### Requirement
Find how many lines contain the word "betreiben" and state that number alone.

Collection entries
══════════

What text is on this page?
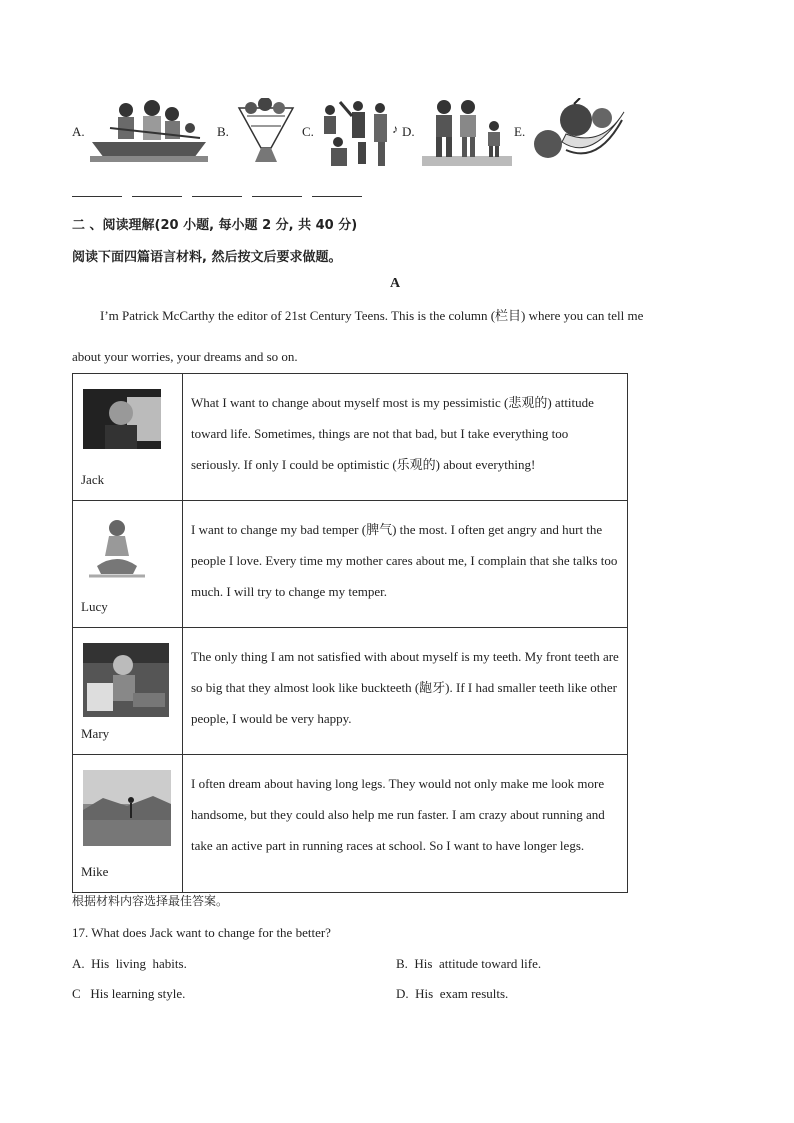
A.	B.	C.	♪ D.	E.
二 、阅读理解(20 小题, 每小题 2 分, 共 40 分)
阅读下面四篇语言材料, 然后按文后要求做题。
A
I’m Patrick McCarthy the editor of 21st Century Teens. This is the column (栏目) where you can tell me
about your worries, your dreams and so on.
Jack	What I want to change about myself most is my pessimistic (悲观的) attitude toward life. Sometimes, things are not that bad, but I take everything too seriously. If only I could be optimistic (乐观的) about everything!

Lucy	I want to change my bad temper (脾气) the most. I often get angry and hurt the people I love. Every time my mother cares about me, I complain that she talks too much. I will try to change my temper.

Mary	The only thing I am not satisfied with about myself is my teeth. My front teeth are so big that they almost look like buckteeth (龅牙). If I had smaller teeth like other people, I would be very happy.

Mike	I often dream about having long legs. They would not only make me look more handsome, but they could also help me run faster. I am crazy about running and take an active part in running races at school. So I want to have longer legs.
根据材料内容选择最佳答案。
17. What does Jack want to change for the better?
A.  His  living  habits.	B.  His  attitude toward life.
C   His learning style.	D.  His  exam results.
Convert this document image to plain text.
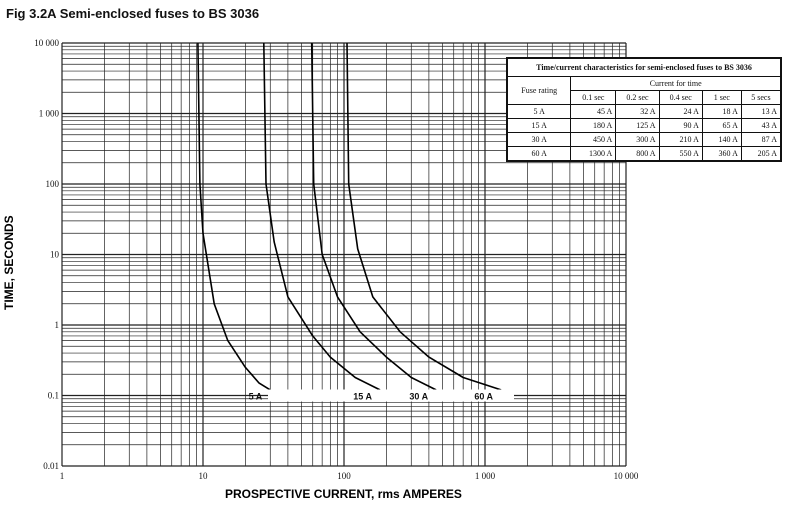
Fig 3.2A Semi-enclosed fuses to BS 3036
1	10	100	1 000	10 000
0.01
0.1
1
10
100
1 000
10 000
5 A	15 A	30 A	60 A
TIME, SECONDS
PROSPECTIVE CURRENT, rms AMPERES
Time/current characteristics for semi-enclosed fuses to BS 3036					
Fuse rating	Current for time				
	0.1 sec	0.2 sec	0.4 sec	1 sec	5 secs
5 A	45 A	32 A	24 A	18 A	13 A
15 A	180 A	125 A	90 A	65 A	43 A
30 A	450 A	300 A	210 A	140 A	87 A
60 A	1300 A	800 A	550 A	360 A	205 A
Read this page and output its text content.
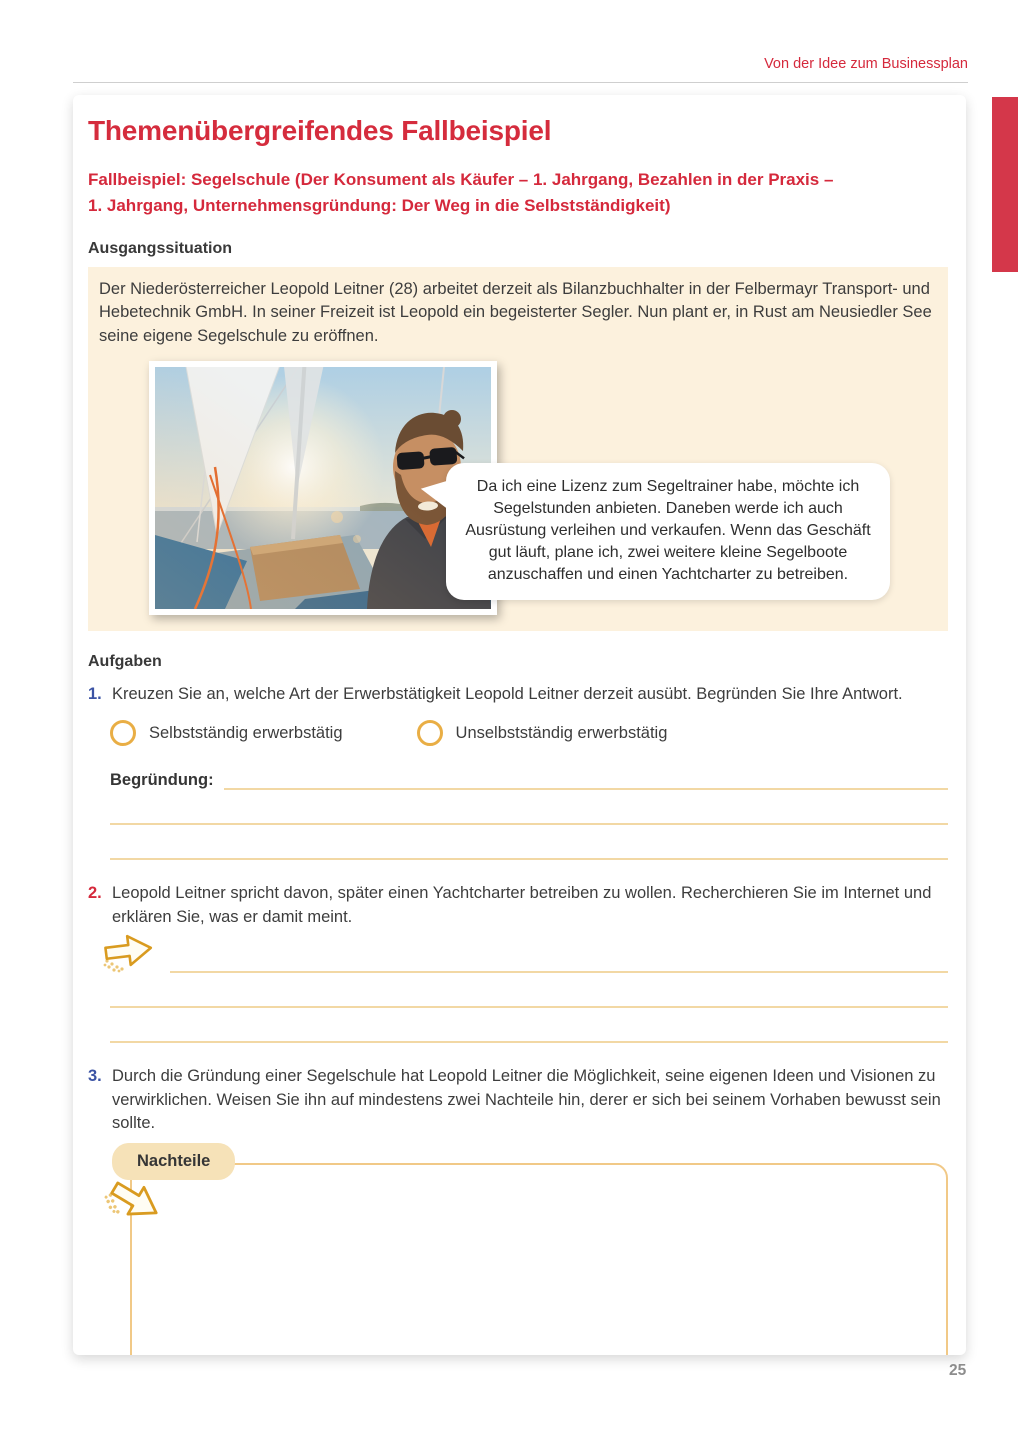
Von der Idee zum Businessplan
Themenübergreifendes Fallbeispiel
Fallbeispiel: Segelschule (Der Konsument als Käufer – 1. Jahrgang, Bezahlen in der Praxis –
1. Jahrgang, Unternehmensgründung: Der Weg in die Selbstständigkeit)
Ausgangssituation
Der Niederösterreicher Leopold Leitner (28) arbeitet derzeit als Bilanzbuchhalter in der Felbermayr Transport- und Hebetechnik GmbH. In seiner Freizeit ist Leopold ein begeisterter Segler. Nun plant er, in Rust am Neusiedler See seine eigene Segelschule zu eröffnen.
Da ich eine Lizenz zum Segeltrainer habe, möchte ich Segelstunden anbieten. Daneben werde ich auch Ausrüstung verleihen und verkaufen. Wenn das Geschäft gut läuft, plane ich, zwei weitere kleine Segelboote anzuschaffen und einen Yachtcharter zu betreiben.
Aufgaben
1. Kreuzen Sie an, welche Art der Erwerbstätigkeit Leopold Leitner derzeit ausübt. Begründen Sie Ihre Antwort.
Selbstständig erwerbstätig	Unselbstständig erwerbstätig
Begründung:
2. Leopold Leitner spricht davon, später einen Yachtcharter betreiben zu wollen. Recherchieren Sie im Internet und erklären Sie, was er damit meint.
3. Durch die Gründung einer Segelschule hat Leopold Leitner die Möglichkeit, seine eigenen Ideen und Visionen zu verwirklichen. Weisen Sie ihn auf mindestens zwei Nachteile hin, derer er sich bei seinem Vorhaben bewusst sein sollte.
Nachteile
25
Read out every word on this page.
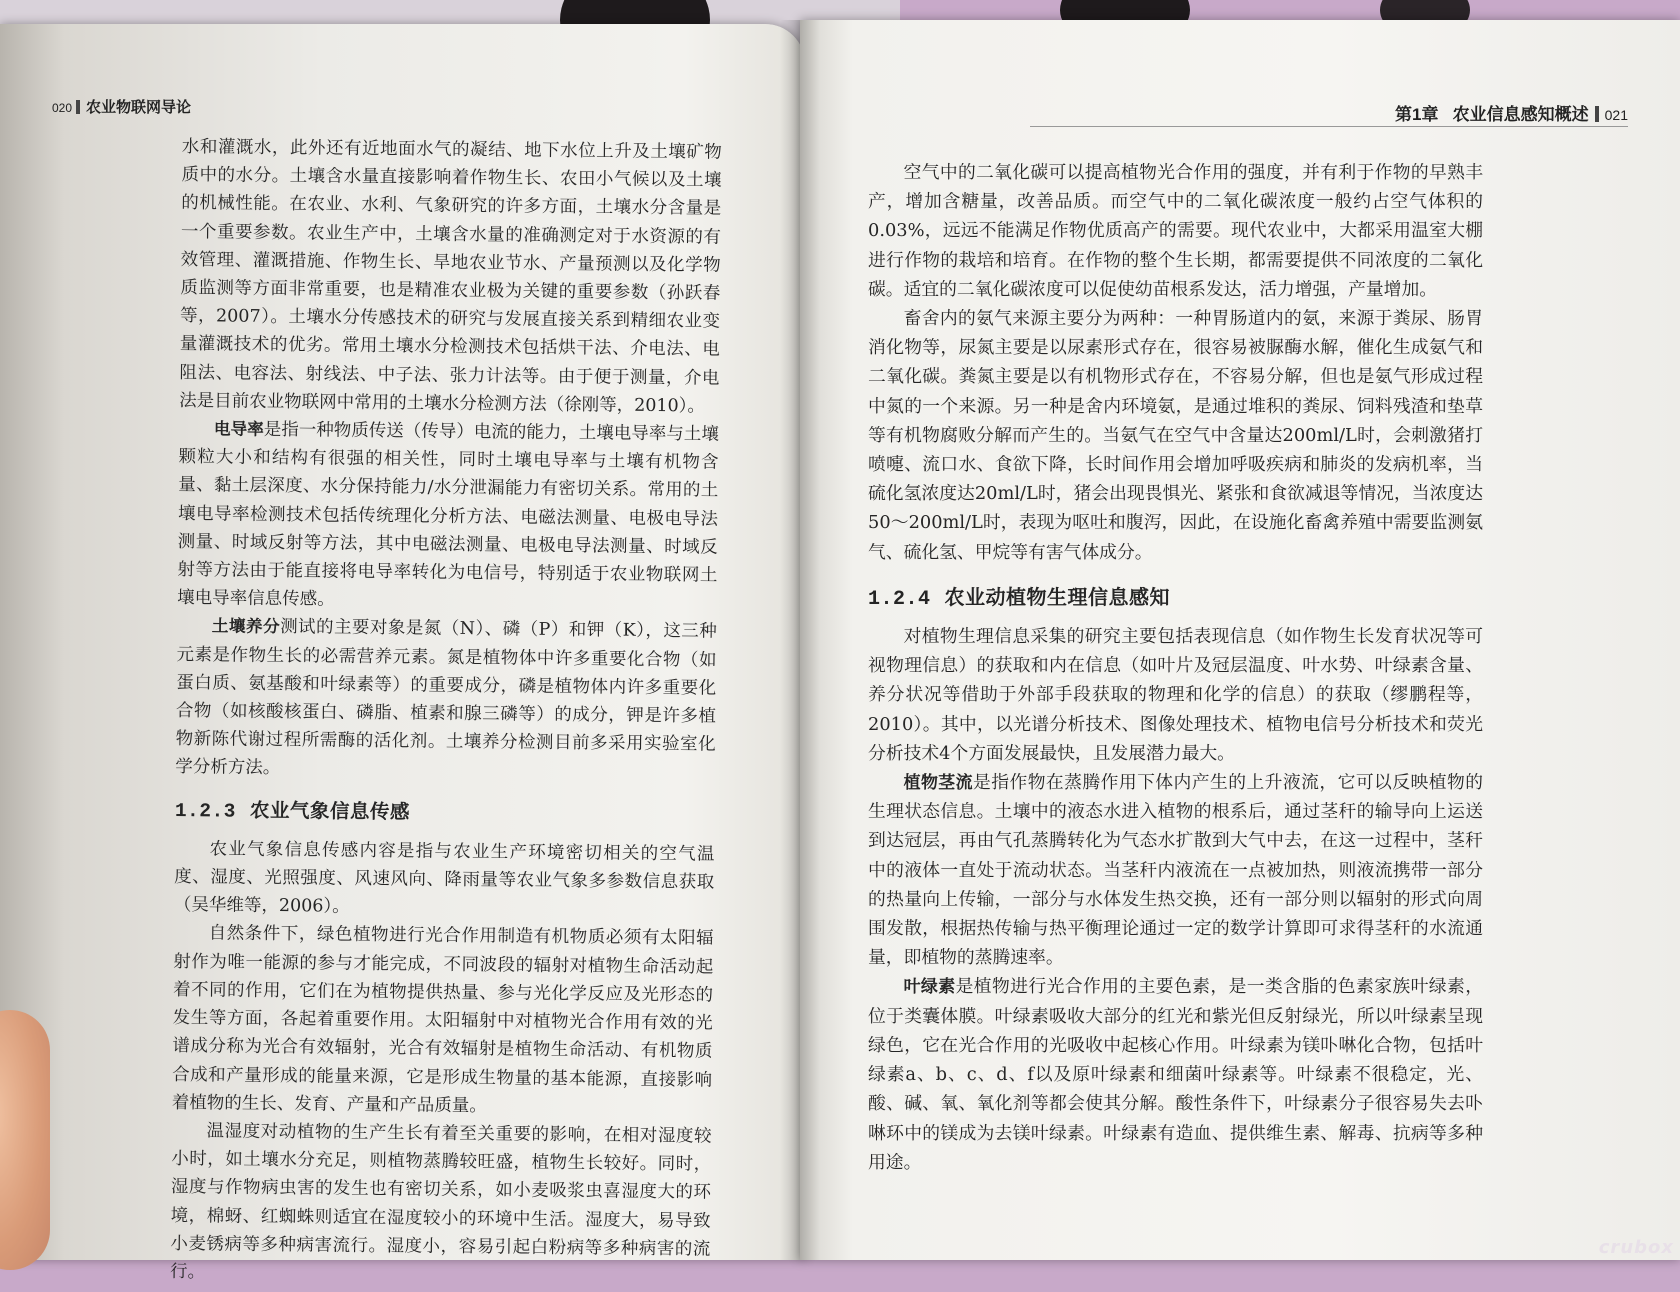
020 农业物联网导论	第1章 农业信息感知概述 021

水和灌溉水，此外还有近地面水气的凝结、地下水位上升及土壤矿物质中的水分。土壤含水量直接影响着作物生长、农田小气候以及土壤的机械性能。在农业、水利、气象研究的许多方面，土壤水分含量是一个重要参数。农业生产中，土壤含水量的准确测定对于水资源的有效管理、灌溉措施、作物生长、旱地农业节水、产量预测以及化学物质监测等方面非常重要，也是精准农业极为关键的重要参数（孙跃春等，2007）。土壤水分传感技术的研究与发展直接关系到精细农业变量灌溉技术的优劣。常用土壤水分检测技术包括烘干法、介电法、电阻法、电容法、射线法、中子法、张力计法等。由于便于测量，介电法是目前农业物联网中常用的土壤水分检测方法（徐刚等，2010）。

电导率是指一种物质传送（传导）电流的能力，土壤电导率与土壤颗粒大小和结构有很强的相关性，同时土壤电导率与土壤有机物含量、黏土层深度、水分保持能力/水分泄漏能力有密切关系。常用的土壤电导率检测技术包括传统理化分析方法、电磁法测量、电极电导法测量、时域反射等方法，其中电磁法测量、电极电导法测量、时域反射等方法由于能直接将电导率转化为电信号，特别适于农业物联网土壤电导率信息传感。

土壤养分测试的主要对象是氮（N）、磷（P）和钾（K），这三种元素是作物生长的必需营养元素。氮是植物体中许多重要化合物（如蛋白质、氨基酸和叶绿素等）的重要成分，磷是植物体内许多重要化合物（如核酸核蛋白、磷脂、植素和腺三磷等）的成分，钾是许多植物新陈代谢过程所需酶的活化剂。土壤养分检测目前多采用实验室化学分析方法。

1.2.3 农业气象信息传感

农业气象信息传感内容是指与农业生产环境密切相关的空气温度、湿度、光照强度、风速风向、降雨量等农业气象多参数信息获取（吴华维等，2006）。

自然条件下，绿色植物进行光合作用制造有机物质必须有太阳辐射作为唯一能源的参与才能完成，不同波段的辐射对植物生命活动起着不同的作用，它们在为植物提供热量、参与光化学反应及光形态的发生等方面，各起着重要作用。太阳辐射中对植物光合作用有效的光谱成分称为光合有效辐射，光合有效辐射是植物生命活动、有机物质合成和产量形成的能量来源，它是形成生物量的基本能源，直接影响着植物的生长、发育、产量和产品质量。

温湿度对动植物的生产生长有着至关重要的影响，在相对湿度较小时，如土壤水分充足，则植物蒸腾较旺盛，植物生长较好。同时，湿度与作物病虫害的发生也有密切关系，如小麦吸浆虫喜湿度大的环境，棉蚜、红蜘蛛则适宜在湿度较小的环境中生活。湿度大，易导致小麦锈病等多种病害流行。湿度小，容易引起白粉病等多种病害的流行。

空气中的二氧化碳可以提高植物光合作用的强度，并有利于作物的早熟丰产，增加含糖量，改善品质。而空气中的二氧化碳浓度一般约占空气体积的0.03%，远远不能满足作物优质高产的需要。现代农业中，大都采用温室大棚进行作物的栽培和培育。在作物的整个生长期，都需要提供不同浓度的二氧化碳。适宜的二氧化碳浓度可以促使幼苗根系发达，活力增强，产量增加。

畜舍内的氨气来源主要分为两种：一种胃肠道内的氨，来源于粪尿、肠胃消化物等，尿氮主要是以尿素形式存在，很容易被脲酶水解，催化生成氨气和二氧化碳。粪氮主要是以有机物形式存在，不容易分解，但也是氨气形成过程中氮的一个来源。另一种是舍内环境氨，是通过堆积的粪尿、饲料残渣和垫草等有机物腐败分解而产生的。当氨气在空气中含量达200ml/L时，会刺激猪打喷嚏、流口水、食欲下降，长时间作用会增加呼吸疾病和肺炎的发病机率，当硫化氢浓度达20ml/L时，猪会出现畏惧光、紧张和食欲减退等情况，当浓度达50～200ml/L时，表现为呕吐和腹泻，因此，在设施化畜禽养殖中需要监测氨气、硫化氢、甲烷等有害气体成分。

1.2.4 农业动植物生理信息感知

对植物生理信息采集的研究主要包括表现信息（如作物生长发育状况等可视物理信息）的获取和内在信息（如叶片及冠层温度、叶水势、叶绿素含量、养分状况等借助于外部手段获取的物理和化学的信息）的获取（缪鹏程等，2010）。其中，以光谱分析技术、图像处理技术、植物电信号分析技术和荧光分析技术4个方面发展最快，且发展潜力最大。

植物茎流是指作物在蒸腾作用下体内产生的上升液流，它可以反映植物的生理状态信息。土壤中的液态水进入植物的根系后，通过茎秆的输导向上运送到达冠层，再由气孔蒸腾转化为气态水扩散到大气中去，在这一过程中，茎秆中的液体一直处于流动状态。当茎秆内液流在一点被加热，则液流携带一部分的热量向上传输，一部分与水体发生热交换，还有一部分则以辐射的形式向周围发散，根据热传输与热平衡理论通过一定的数学计算即可求得茎秆的水流通量，即植物的蒸腾速率。

叶绿素是植物进行光合作用的主要色素，是一类含脂的色素家族叶绿素，位于类囊体膜。叶绿素吸收大部分的红光和紫光但反射绿光，所以叶绿素呈现绿色，它在光合作用的光吸收中起核心作用。叶绿素为镁卟啉化合物，包括叶绿素a、b、c、d、f以及原叶绿素和细菌叶绿素等。叶绿素不很稳定，光、酸、碱、氧、氧化剂等都会使其分解。酸性条件下，叶绿素分子很容易失去卟啉环中的镁成为去镁叶绿素。叶绿素有造血、提供维生素、解毒、抗病等多种用途。

crubox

══════════

### Reply
2